## GOAL
Make an exact copy of the lines below.

## INPUT ROWS
=====
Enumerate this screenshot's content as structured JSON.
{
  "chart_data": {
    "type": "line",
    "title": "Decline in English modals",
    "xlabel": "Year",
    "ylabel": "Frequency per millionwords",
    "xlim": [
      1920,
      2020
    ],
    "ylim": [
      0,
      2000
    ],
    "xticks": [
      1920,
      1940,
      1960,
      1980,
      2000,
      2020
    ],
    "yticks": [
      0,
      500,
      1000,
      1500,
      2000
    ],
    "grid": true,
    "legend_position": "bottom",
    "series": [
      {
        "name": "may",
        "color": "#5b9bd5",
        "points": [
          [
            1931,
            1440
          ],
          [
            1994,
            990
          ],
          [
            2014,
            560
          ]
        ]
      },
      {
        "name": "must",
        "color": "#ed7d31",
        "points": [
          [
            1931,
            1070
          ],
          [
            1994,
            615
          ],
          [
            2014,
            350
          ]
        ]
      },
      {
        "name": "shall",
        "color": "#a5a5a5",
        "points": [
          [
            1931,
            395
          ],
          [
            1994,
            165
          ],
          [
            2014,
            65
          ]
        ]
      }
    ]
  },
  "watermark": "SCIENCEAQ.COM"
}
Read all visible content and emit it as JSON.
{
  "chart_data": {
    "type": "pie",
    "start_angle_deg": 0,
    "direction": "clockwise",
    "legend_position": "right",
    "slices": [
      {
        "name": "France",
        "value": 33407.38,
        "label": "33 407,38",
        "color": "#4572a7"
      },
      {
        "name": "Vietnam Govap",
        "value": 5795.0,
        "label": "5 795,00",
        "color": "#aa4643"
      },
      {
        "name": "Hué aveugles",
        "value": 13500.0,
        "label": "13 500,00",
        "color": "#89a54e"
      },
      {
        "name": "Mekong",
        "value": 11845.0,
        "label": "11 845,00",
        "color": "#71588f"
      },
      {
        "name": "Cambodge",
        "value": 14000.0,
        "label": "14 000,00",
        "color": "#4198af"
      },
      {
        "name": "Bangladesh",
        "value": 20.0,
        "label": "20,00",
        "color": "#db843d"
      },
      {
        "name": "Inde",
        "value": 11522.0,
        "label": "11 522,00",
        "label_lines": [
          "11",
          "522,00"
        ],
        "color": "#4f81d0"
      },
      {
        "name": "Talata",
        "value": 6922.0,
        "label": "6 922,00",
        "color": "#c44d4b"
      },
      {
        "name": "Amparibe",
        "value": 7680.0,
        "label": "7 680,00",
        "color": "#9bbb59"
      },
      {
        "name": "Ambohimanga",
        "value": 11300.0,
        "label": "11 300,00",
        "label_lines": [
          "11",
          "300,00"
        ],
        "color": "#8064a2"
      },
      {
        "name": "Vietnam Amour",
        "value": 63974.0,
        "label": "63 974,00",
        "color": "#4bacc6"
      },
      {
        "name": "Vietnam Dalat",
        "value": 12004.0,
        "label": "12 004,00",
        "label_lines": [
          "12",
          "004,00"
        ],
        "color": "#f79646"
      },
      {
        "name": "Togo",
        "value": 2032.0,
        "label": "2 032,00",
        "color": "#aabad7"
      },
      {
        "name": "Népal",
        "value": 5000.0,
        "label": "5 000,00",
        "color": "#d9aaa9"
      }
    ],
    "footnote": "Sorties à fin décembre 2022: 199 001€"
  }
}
=====
## THE REPLY
Enumerate this screenshot's content as structured JSON.
{
  "chart_data": {
    "type": "line",
    "title": "Decline in English modals",
    "xlabel": "Year",
    "ylabel": "Frequency per millionwords",
    "xlim": [
      1920,
      2020
    ],
    "ylim": [
      0,
      2000
    ],
    "xticks": [
      1920,
      1940,
      1960,
      1980,
      2000,
      2020
    ],
    "yticks": [
      0,
      500,
      1000,
      1500,
      2000
    ],
    "grid": true,
    "legend_position": "bottom",
    "series": [
      {
        "name": "may",
        "color": "#5b9bd5",
        "points": [
          [
            1931,
            1440
          ],
          [
            1994,
            990
          ],
          [
            2014,
            560
          ]
        ]
      },
      {
        "name": "must",
        "color": "#ed7d31",
        "points": [
          [
            1931,
            1070
          ],
          [
            1994,
            615
          ],
          [
            2014,
            350
          ]
        ]
      },
      {
        "name": "shall",
        "color": "#a5a5a5",
        "points": [
          [
            1931,
            395
          ],
          [
            1994,
            165
          ],
          [
            2014,
            65
          ]
        ]
      }
    ]
  },
  "watermark": "SCIENCEAQ.COM"
}
Read all visible content and emit it as JSON.
{
  "chart_data": {
    "type": "pie",
    "start_angle_deg": 0,
    "direction": "clockwise",
    "legend_position": "right",
    "slices": [
      {
        "name": "France",
        "value": 33407.38,
        "label": "33 407,38",
        "color": "#4572a7"
      },
      {
        "name": "Vietnam Govap",
        "value": 5795.0,
        "label": "5 795,00",
        "color": "#aa4643"
      },
      {
        "name": "Hué aveugles",
        "value": 13500.0,
        "label": "13 500,00",
        "color": "#89a54e"
      },
      {
        "name": "Mekong",
        "value": 11845.0,
        "label": "11 845,00",
        "color": "#71588f"
      },
      {
        "name": "Cambodge",
        "value": 14000.0,
        "label": "14 000,00",
        "color": "#4198af"
      },
      {
        "name": "Bangladesh",
        "value": 20.0,
        "label": "20,00",
        "color": "#db843d"
      },
      {
        "name": "Inde",
        "value": 11522.0,
        "label": "11 522,00",
        "label_lines": [
          "11",
          "522,00"
        ],
        "color": "#4f81d0"
      },
      {
        "name": "Talata",
        "value": 6922.0,
        "label": "6 922,00",
        "color": "#c44d4b"
      },
      {
        "name": "Amparibe",
        "value": 7680.0,
        "label": "7 680,00",
        "color": "#9bbb59"
      },
      {
        "name": "Ambohimanga",
        "value": 11300.0,
        "label": "11 300,00",
        "label_lines": [
          "11",
          "300,00"
        ],
        "color": "#8064a2"
      },
      {
        "name": "Vietnam Amour",
        "value": 63974.0,
        "label": "63 974,00",
        "color": "#4bacc6"
      },
      {
        "name": "Vietnam Dalat",
        "value": 12004.0,
        "label": "12 004,00",
        "label_lines": [
          "12",
          "004,00"
        ],
        "color": "#f79646"
      },
      {
        "name": "Togo",
        "value": 2032.0,
        "label": "2 032,00",
        "color": "#aabad7"
      },
      {
        "name": "Népal",
        "value": 5000.0,
        "label": "5 000,00",
        "color": "#d9aaa9"
      }
    ],
    "footnote": "Sorties à fin décembre 2022: 199 001€"
  }
}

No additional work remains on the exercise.